■ Given request ■
Using the data below, copy each line that includes the word "SIZE".

■ Given entries ■
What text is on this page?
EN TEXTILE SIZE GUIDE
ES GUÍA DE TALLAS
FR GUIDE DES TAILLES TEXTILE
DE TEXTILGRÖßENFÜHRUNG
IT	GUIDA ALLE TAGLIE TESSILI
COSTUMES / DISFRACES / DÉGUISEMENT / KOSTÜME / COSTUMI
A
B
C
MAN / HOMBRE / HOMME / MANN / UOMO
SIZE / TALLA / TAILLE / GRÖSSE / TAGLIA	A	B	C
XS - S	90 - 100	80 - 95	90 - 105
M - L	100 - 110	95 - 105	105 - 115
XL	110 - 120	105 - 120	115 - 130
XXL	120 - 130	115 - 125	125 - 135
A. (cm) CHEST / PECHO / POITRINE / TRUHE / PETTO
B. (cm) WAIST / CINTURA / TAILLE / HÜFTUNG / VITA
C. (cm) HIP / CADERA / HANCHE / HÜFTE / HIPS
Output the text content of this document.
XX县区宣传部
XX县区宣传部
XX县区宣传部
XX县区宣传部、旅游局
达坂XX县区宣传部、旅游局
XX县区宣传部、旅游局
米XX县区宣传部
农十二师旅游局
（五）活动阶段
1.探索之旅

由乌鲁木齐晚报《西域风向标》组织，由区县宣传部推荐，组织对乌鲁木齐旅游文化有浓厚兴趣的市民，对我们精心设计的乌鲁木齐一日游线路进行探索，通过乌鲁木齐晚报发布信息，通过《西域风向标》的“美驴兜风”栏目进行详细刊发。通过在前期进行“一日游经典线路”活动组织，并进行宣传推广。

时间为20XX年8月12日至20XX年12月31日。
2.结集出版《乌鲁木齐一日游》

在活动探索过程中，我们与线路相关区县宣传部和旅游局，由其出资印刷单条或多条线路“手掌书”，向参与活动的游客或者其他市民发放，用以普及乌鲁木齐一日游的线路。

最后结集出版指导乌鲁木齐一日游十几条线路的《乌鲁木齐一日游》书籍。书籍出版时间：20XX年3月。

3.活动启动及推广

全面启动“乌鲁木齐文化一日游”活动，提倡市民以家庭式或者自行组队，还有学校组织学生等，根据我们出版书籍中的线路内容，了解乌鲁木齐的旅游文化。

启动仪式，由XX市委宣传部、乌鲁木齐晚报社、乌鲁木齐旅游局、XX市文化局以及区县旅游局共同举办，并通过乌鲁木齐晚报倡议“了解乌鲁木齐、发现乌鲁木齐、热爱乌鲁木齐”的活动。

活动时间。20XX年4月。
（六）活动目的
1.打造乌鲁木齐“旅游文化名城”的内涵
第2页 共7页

■ Written answer ■
EN TEXTILE SIZE GUIDE
SIZE / TALLA / TAILLE / GRÖSSE / TAGLIA	A	B	C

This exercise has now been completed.